§ **Requirement**: Take each line containing "zstępni" and report it exactly as written.

§ **Data lines**:
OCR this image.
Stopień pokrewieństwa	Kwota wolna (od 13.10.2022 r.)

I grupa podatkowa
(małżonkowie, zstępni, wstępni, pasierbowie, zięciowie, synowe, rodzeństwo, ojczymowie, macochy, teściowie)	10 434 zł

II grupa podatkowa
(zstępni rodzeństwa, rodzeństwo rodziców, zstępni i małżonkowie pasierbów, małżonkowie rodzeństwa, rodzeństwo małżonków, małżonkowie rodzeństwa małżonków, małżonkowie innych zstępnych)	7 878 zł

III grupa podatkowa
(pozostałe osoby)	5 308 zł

§ **Solution to this task**:
(małżonkowie, zstępni, wstępni, pasierbowie, zięciowie, synowe, rodzeństwo, ojczymowie, macochy, teściowie)	10 434 zł
(zstępni rodzeństwa, rodzeństwo rodziców, zstępni i małżonkowie pasierbów, małżonkowie rodzeństwa, rodzeństwo małżonków, małżonkowie rodzeństwa małżonków, małżonkowie innych zstępnych)	7 878 zł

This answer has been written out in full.